Records for this exercise
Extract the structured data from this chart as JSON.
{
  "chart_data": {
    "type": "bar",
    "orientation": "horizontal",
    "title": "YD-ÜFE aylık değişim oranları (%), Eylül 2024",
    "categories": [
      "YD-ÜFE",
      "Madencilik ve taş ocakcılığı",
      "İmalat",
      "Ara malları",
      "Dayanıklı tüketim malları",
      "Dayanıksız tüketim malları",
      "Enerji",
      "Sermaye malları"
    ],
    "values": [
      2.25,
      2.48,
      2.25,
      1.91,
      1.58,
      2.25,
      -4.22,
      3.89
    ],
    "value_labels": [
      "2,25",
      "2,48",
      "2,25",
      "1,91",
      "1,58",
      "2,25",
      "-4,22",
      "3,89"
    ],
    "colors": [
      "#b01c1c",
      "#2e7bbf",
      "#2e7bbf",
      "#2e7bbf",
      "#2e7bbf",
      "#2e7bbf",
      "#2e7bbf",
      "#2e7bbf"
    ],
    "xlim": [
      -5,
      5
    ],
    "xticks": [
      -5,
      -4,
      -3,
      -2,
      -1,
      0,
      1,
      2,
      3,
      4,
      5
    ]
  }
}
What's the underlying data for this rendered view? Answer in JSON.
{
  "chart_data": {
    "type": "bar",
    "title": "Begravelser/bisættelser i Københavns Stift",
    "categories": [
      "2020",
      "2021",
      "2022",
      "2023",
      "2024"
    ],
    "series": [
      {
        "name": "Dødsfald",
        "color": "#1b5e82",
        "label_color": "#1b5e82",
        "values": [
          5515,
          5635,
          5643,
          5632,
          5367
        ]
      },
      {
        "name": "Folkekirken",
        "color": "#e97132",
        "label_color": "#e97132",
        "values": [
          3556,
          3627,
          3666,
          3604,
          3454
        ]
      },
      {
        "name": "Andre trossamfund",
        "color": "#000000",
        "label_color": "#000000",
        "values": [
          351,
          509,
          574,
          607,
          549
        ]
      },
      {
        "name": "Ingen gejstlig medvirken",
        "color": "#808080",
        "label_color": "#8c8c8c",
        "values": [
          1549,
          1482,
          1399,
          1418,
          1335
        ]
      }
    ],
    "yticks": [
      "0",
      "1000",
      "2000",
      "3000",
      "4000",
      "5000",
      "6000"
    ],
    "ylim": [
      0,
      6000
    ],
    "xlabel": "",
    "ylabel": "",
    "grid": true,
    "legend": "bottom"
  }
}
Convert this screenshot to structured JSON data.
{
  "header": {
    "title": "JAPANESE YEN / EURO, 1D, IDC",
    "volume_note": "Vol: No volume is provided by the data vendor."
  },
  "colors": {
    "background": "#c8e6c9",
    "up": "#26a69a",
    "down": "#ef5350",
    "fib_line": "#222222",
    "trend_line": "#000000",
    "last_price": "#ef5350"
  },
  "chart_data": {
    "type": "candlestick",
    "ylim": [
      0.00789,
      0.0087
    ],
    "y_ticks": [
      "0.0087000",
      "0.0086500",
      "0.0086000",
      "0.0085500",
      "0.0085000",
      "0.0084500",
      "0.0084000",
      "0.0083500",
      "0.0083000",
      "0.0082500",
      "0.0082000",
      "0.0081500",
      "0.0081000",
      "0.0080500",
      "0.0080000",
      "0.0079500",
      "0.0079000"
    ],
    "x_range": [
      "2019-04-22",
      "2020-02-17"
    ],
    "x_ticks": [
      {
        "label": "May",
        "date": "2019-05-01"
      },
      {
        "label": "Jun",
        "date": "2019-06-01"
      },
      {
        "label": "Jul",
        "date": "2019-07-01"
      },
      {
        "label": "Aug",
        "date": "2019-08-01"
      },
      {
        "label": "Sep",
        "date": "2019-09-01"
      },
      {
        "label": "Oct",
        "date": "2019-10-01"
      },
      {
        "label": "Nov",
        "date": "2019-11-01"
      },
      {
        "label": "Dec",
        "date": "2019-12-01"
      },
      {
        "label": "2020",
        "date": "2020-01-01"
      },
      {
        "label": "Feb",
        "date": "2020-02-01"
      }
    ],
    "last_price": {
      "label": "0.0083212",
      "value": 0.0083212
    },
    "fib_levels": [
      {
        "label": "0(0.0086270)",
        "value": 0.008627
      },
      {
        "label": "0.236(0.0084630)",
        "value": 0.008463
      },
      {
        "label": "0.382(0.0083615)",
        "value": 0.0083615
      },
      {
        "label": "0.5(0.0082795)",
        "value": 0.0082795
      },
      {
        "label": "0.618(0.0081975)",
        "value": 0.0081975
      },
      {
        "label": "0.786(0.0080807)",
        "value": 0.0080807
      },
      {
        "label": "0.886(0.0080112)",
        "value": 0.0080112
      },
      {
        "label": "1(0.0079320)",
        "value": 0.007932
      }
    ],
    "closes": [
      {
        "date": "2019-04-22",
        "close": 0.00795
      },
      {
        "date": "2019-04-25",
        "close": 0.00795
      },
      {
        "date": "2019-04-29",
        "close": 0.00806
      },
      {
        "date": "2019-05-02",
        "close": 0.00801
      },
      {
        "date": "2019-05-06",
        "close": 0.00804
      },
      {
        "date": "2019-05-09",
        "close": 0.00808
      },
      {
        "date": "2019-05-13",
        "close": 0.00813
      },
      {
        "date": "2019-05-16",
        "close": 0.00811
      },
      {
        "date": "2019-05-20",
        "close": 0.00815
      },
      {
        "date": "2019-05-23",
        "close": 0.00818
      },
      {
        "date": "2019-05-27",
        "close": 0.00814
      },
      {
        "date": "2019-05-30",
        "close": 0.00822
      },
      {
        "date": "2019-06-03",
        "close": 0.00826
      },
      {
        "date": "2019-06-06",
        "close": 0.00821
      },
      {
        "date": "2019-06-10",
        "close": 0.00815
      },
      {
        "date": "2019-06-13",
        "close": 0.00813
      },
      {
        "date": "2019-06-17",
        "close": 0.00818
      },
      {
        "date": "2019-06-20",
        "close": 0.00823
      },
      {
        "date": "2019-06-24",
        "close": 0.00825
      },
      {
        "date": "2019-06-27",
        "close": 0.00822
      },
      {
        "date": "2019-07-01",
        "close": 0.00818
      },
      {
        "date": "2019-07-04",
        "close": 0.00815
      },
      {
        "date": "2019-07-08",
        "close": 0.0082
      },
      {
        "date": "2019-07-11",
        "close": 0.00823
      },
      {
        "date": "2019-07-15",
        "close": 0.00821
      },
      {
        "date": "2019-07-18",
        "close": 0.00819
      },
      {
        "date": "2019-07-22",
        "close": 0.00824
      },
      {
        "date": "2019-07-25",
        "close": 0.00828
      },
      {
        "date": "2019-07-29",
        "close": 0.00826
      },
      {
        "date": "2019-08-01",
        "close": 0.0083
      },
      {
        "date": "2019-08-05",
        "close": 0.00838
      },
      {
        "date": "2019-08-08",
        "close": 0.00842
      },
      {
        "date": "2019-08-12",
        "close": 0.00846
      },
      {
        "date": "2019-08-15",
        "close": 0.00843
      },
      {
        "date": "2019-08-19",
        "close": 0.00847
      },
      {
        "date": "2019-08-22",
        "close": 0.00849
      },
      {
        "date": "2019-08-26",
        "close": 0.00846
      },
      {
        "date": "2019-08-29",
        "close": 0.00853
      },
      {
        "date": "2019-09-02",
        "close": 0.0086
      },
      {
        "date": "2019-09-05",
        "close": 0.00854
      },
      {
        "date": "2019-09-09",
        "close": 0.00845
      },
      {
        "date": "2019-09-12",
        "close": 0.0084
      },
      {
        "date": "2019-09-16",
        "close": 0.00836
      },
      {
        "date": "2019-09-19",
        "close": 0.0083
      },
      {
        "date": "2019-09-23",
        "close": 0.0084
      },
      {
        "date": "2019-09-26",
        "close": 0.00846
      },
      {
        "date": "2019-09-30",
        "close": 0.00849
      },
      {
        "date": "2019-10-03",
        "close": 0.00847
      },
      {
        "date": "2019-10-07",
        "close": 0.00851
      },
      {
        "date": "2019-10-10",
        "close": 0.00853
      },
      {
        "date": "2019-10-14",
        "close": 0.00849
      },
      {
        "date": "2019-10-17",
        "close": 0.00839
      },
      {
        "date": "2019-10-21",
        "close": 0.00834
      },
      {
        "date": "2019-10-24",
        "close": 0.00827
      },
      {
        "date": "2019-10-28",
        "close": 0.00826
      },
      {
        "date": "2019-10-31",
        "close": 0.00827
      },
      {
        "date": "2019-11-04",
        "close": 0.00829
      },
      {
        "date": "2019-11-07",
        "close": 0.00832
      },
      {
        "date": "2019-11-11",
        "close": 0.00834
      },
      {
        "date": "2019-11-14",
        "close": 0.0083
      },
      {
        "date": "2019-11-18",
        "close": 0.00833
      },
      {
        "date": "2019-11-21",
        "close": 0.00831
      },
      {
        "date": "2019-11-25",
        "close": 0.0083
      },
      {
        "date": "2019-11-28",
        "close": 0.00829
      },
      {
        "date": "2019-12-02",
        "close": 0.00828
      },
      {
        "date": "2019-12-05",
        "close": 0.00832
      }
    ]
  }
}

Exercise brief
Collect, from the material above, every line containing the word "JSON".

Answer for the task
Extract the structured data from this chart as JSON.
What's the underlying data for this rendered view? Answer in JSON.
Convert this screenshot to structured JSON data.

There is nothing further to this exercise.